> **Work required**
Answer these questions using the excerpt on Los Angeles schools.
1. Which board member represents the Westside?
2. In what year was the desegregation lawsuit filed?
3. What percentage of the district's enrollment is Latino?

> **Text excerpt**

Meanwhile, on the liberal Westside, board member Alan Gershman is trying to balance the needs of minority students, who are being bused in increasing numbers into Westside schools, with the interests of students in mostly Anglo neighborhoods--whose parents have the power of the ballot behind them.

“Politically, my constituency is one that would be identified by and large as moderate to liberal, particularly on social issues,” said Gershman, who opposed the year-round plan, “but (it) turns out to be moderate to conservative, and even reactionary,” on the year-round issue.

No longer are Anglo students in the majority, as they were in 1963, when the desegregation lawsuit was filed. Today, the Los Angeles school district enrollment is 82% minority, with 56% Latino. Anglos account for 18%, blacks for 18% and Asians for 8%.

Yet the minority enrollments and the overcrowded schools are concentrated in certain regions of the vast district--downtown, along the Wilshire corridor, in the East San Fernando Valley, in parts of northeast Los Angeles and throughout the southeast cities of South Gate, Cudahy, Huntington Park, Maywood and Bell.

> **Extracted material**
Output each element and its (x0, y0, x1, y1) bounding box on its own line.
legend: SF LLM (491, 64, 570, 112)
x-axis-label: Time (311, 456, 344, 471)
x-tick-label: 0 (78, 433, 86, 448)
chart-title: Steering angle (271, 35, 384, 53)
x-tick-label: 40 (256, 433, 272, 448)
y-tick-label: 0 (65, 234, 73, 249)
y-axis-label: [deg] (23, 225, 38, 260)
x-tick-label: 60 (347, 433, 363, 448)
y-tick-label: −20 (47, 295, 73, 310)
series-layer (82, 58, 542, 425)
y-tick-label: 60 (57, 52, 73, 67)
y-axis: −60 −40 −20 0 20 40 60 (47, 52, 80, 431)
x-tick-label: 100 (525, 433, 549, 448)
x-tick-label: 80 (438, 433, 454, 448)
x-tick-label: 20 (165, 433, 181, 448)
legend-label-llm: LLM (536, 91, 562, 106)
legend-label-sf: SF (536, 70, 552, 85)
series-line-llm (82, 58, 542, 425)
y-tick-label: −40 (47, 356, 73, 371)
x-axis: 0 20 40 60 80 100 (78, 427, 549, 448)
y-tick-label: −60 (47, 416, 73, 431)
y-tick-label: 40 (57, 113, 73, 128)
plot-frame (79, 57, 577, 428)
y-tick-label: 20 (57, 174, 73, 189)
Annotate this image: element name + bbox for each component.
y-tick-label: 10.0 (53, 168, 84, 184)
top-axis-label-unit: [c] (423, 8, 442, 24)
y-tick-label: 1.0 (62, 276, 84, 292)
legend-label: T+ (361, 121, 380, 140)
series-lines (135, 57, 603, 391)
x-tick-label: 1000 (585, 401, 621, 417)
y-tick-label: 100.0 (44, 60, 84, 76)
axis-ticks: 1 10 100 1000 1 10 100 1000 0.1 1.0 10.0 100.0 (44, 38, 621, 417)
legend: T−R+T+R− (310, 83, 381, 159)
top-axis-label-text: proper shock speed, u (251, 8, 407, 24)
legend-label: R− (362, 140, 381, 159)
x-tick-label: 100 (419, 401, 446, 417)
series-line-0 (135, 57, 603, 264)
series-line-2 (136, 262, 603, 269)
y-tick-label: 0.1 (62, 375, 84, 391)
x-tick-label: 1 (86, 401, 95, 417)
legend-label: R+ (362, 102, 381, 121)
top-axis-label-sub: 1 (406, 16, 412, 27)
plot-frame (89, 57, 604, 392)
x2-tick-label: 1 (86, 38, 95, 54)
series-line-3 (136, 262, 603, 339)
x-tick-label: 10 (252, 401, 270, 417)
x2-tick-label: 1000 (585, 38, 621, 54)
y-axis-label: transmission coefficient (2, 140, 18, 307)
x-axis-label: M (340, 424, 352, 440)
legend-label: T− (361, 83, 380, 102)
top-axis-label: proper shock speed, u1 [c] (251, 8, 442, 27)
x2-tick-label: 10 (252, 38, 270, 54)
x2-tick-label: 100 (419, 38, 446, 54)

> **Output**
1. Alan Gershman
2. 1963
3. 56%